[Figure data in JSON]
......

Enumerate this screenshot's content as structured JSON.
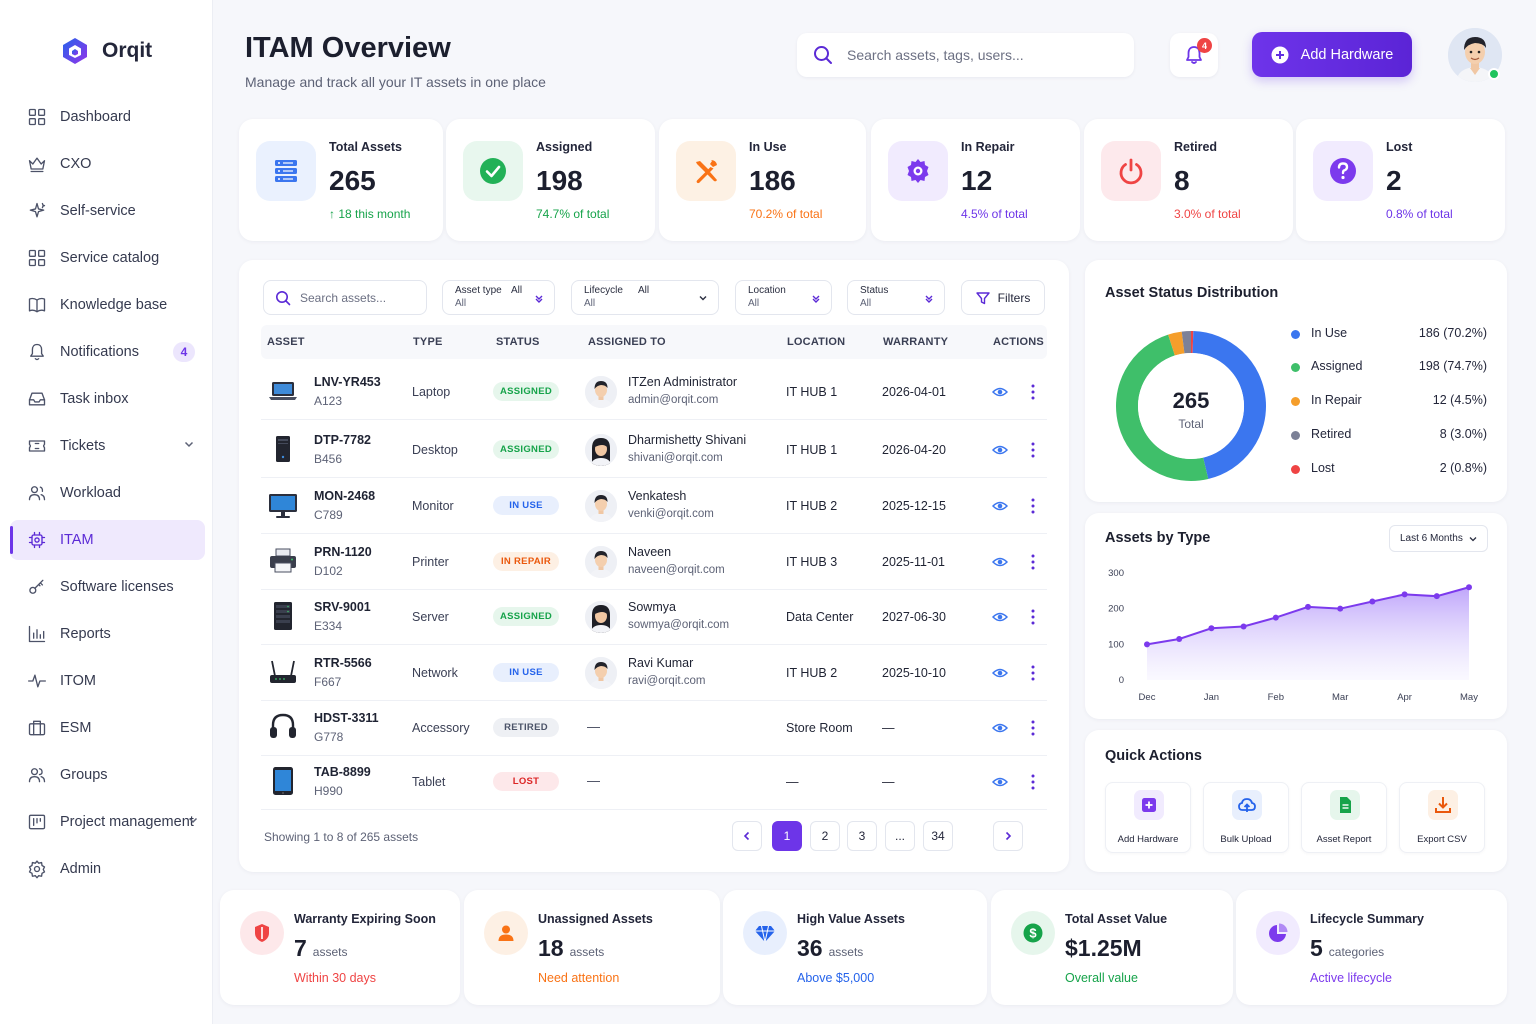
{
  "brand": {
    "name": "Orqit"
  },
  "header": {
    "title": "ITAM Overview",
    "subtitle": "Manage and track all your IT assets in one place",
    "search_placeholder": "Search assets, tags, users...",
    "notification_count": "4",
    "add_button": "Add Hardware"
  },
  "sidebar": {
    "items": [
      {
        "label": "Dashboard",
        "icon": "grid-icon"
      },
      {
        "label": "CXO",
        "icon": "crown-icon"
      },
      {
        "label": "Self-service",
        "icon": "sparkle-icon"
      },
      {
        "label": "Service catalog",
        "icon": "catalog-icon"
      },
      {
        "label": "Knowledge base",
        "icon": "book-icon"
      },
      {
        "label": "Notifications",
        "icon": "bell-icon",
        "badge": "4"
      },
      {
        "label": "Task inbox",
        "icon": "inbox-icon"
      },
      {
        "label": "Tickets",
        "icon": "ticket-icon"
      },
      {
        "label": "Workload",
        "icon": "users-icon"
      },
      {
        "label": "ITAM",
        "icon": "chip-icon"
      },
      {
        "label": "Software licenses",
        "icon": "key-icon"
      },
      {
        "label": "Reports",
        "icon": "bar-chart-icon"
      },
      {
        "label": "ITOM",
        "icon": "pulse-icon"
      },
      {
        "label": "ESM",
        "icon": "briefcase-icon"
      },
      {
        "label": "Groups",
        "icon": "group-icon"
      },
      {
        "label": "Project management",
        "icon": "project-icon"
      },
      {
        "label": "Admin",
        "icon": "gear-icon"
      }
    ]
  },
  "stats": [
    {
      "label": "Total Assets",
      "value": "265",
      "sub": "↑ 18 this month",
      "color": "#16a34a"
    },
    {
      "label": "Assigned",
      "value": "198",
      "sub": "74.7% of total",
      "color": "#16a34a"
    },
    {
      "label": "In Use",
      "value": "186",
      "sub": "70.2% of total",
      "color": "#f97316"
    },
    {
      "label": "In Repair",
      "value": "12",
      "sub": "4.5% of total",
      "color": "#6d35e8"
    },
    {
      "label": "Retired",
      "value": "8",
      "sub": "3.0% of total",
      "color": "#ef4444"
    },
    {
      "label": "Lost",
      "value": "2",
      "sub": "0.8% of total",
      "color": "#6d35e8"
    }
  ],
  "table": {
    "search_placeholder": "Search assets...",
    "filters": [
      {
        "label": "Asset type",
        "value": "All",
        "top_value": "All"
      },
      {
        "label": "Lifecycle",
        "value": "All",
        "top_value": "All"
      },
      {
        "label": "Location",
        "value": "All"
      },
      {
        "label": "Status",
        "value": "All"
      }
    ],
    "filters_button": "Filters",
    "columns": [
      "ASSET",
      "TYPE",
      "STATUS",
      "ASSIGNED TO",
      "LOCATION",
      "WARRANTY",
      "ACTIONS"
    ],
    "rows": [
      {
        "id": "LNV-YR453",
        "tag": "A123",
        "type": "Laptop",
        "status": "ASSIGNED",
        "person": "ITZen Administrator",
        "email": "admin@orqit.com",
        "location": "IT HUB 1",
        "warranty": "2026-04-01",
        "icon": "laptop-icon",
        "gender": "m"
      },
      {
        "id": "DTP-7782",
        "tag": "B456",
        "type": "Desktop",
        "status": "ASSIGNED",
        "person": "Dharmishetty Shivani",
        "email": "shivani@orqit.com",
        "location": "IT HUB 1",
        "warranty": "2026-04-20",
        "icon": "desktop-icon",
        "gender": "f"
      },
      {
        "id": "MON-2468",
        "tag": "C789",
        "type": "Monitor",
        "status": "IN USE",
        "person": "Venkatesh",
        "email": "venki@orqit.com",
        "location": "IT HUB 2",
        "warranty": "2025-12-15",
        "icon": "monitor-icon",
        "gender": "m"
      },
      {
        "id": "PRN-1120",
        "tag": "D102",
        "type": "Printer",
        "status": "IN REPAIR",
        "person": "Naveen",
        "email": "naveen@orqit.com",
        "location": "IT HUB 3",
        "warranty": "2025-11-01",
        "icon": "printer-icon",
        "gender": "m"
      },
      {
        "id": "SRV-9001",
        "tag": "E334",
        "type": "Server",
        "status": "ASSIGNED",
        "person": "Sowmya",
        "email": "sowmya@orqit.com",
        "location": "Data Center",
        "warranty": "2027-06-30",
        "icon": "server-icon",
        "gender": "f"
      },
      {
        "id": "RTR-5566",
        "tag": "F667",
        "type": "Network",
        "status": "IN USE",
        "person": "Ravi Kumar",
        "email": "ravi@orqit.com",
        "location": "IT HUB 2",
        "warranty": "2025-10-10",
        "icon": "router-icon",
        "gender": "m"
      },
      {
        "id": "HDST-3311",
        "tag": "G778",
        "type": "Accessory",
        "status": "RETIRED",
        "person": "—",
        "email": "",
        "location": "Store Room",
        "warranty": "—",
        "icon": "headset-icon",
        "gender": ""
      },
      {
        "id": "TAB-8899",
        "tag": "H990",
        "type": "Tablet",
        "status": "LOST",
        "person": "—",
        "email": "",
        "location": "—",
        "warranty": "—",
        "icon": "tablet-icon",
        "gender": ""
      }
    ],
    "showing": "Showing 1 to 8 of 265 assets",
    "pages": [
      "1",
      "2",
      "3",
      "...",
      "34"
    ]
  },
  "status_colors": {
    "ASSIGNED": {
      "bg": "#e6f6ec",
      "fg": "#16a34a"
    },
    "IN USE": {
      "bg": "#e8effd",
      "fg": "#2563eb"
    },
    "IN REPAIR": {
      "bg": "#fdf0e4",
      "fg": "#ea580c"
    },
    "RETIRED": {
      "bg": "#eef0f4",
      "fg": "#4b5368"
    },
    "LOST": {
      "bg": "#fde8ea",
      "fg": "#dc2626"
    }
  },
  "distribution": {
    "title": "Asset Status Distribution",
    "total_value": "265",
    "total_label": "Total",
    "legend": [
      {
        "name": "In Use",
        "value": "186 (70.2%)",
        "count": 186,
        "color": "#3b76ef"
      },
      {
        "name": "Assigned",
        "value": "198 (74.7%)",
        "count": 198,
        "color": "#3fbf6a"
      },
      {
        "name": "In Repair",
        "value": "12 (4.5%)",
        "count": 12,
        "color": "#f59e2b"
      },
      {
        "name": "Retired",
        "value": "8 (3.0%)",
        "count": 8,
        "color": "#7c8197"
      },
      {
        "name": "Lost",
        "value": "2 (0.8%)",
        "count": 2,
        "color": "#ef4444"
      }
    ]
  },
  "chart_data": {
    "type": "area",
    "title": "Assets by Type",
    "period": "Last 6 Months",
    "x_ticks": [
      "Dec",
      "Jan",
      "Feb",
      "Mar",
      "Apr",
      "May"
    ],
    "y_ticks": [
      "0",
      "100",
      "200",
      "300"
    ],
    "ylim": [
      0,
      300
    ],
    "x": [
      0,
      0.5,
      1,
      1.5,
      2,
      2.5,
      3,
      3.5,
      4,
      4.5,
      5
    ],
    "values": [
      100,
      115,
      145,
      150,
      175,
      205,
      200,
      220,
      240,
      235,
      260
    ],
    "color": "#7c3aed"
  },
  "quick_actions": {
    "title": "Quick Actions",
    "items": [
      {
        "label": "Add Hardware",
        "icon": "plus-icon",
        "color": "#7c3aed",
        "bg": "#f1ebfe"
      },
      {
        "label": "Bulk Upload",
        "icon": "cloud-upload-icon",
        "color": "#2563eb",
        "bg": "#e8effd"
      },
      {
        "label": "Asset Report",
        "icon": "file-report-icon",
        "color": "#16a34a",
        "bg": "#e6f6ec"
      },
      {
        "label": "Export CSV",
        "icon": "download-icon",
        "color": "#ea580c",
        "bg": "#fdf0e4"
      }
    ]
  },
  "bottom_cards": [
    {
      "label": "Warranty Expiring Soon",
      "value": "7",
      "unit": "assets",
      "sub": "Within 30 days",
      "color": "#ef4444",
      "bg": "#fde8ea",
      "icon": "shield-icon"
    },
    {
      "label": "Unassigned Assets",
      "value": "18",
      "unit": "assets",
      "sub": "Need attention",
      "color": "#f97316",
      "bg": "#fdf0e4",
      "icon": "user-icon"
    },
    {
      "label": "High Value Assets",
      "value": "36",
      "unit": "assets",
      "sub": "Above $5,000",
      "color": "#2563eb",
      "bg": "#e8effd",
      "icon": "diamond-icon"
    },
    {
      "label": "Total Asset Value",
      "value": "$1.25M",
      "unit": "",
      "sub": "Overall value",
      "color": "#16a34a",
      "bg": "#e6f6ec",
      "icon": "dollar-icon"
    },
    {
      "label": "Lifecycle Summary",
      "value": "5",
      "unit": "categories",
      "sub": "Active lifecycle",
      "color": "#7c3aed",
      "bg": "#f1ebfe",
      "icon": "pie-icon"
    }
  ]
}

......

▸ WHAT IS ASKED: From the data above, copy out every line with the string "users" in it.

▸ SOLUTION TO THE EXERCISE:
    "search_placeholder": "Search assets, tags, users...",
        "icon": "users-icon"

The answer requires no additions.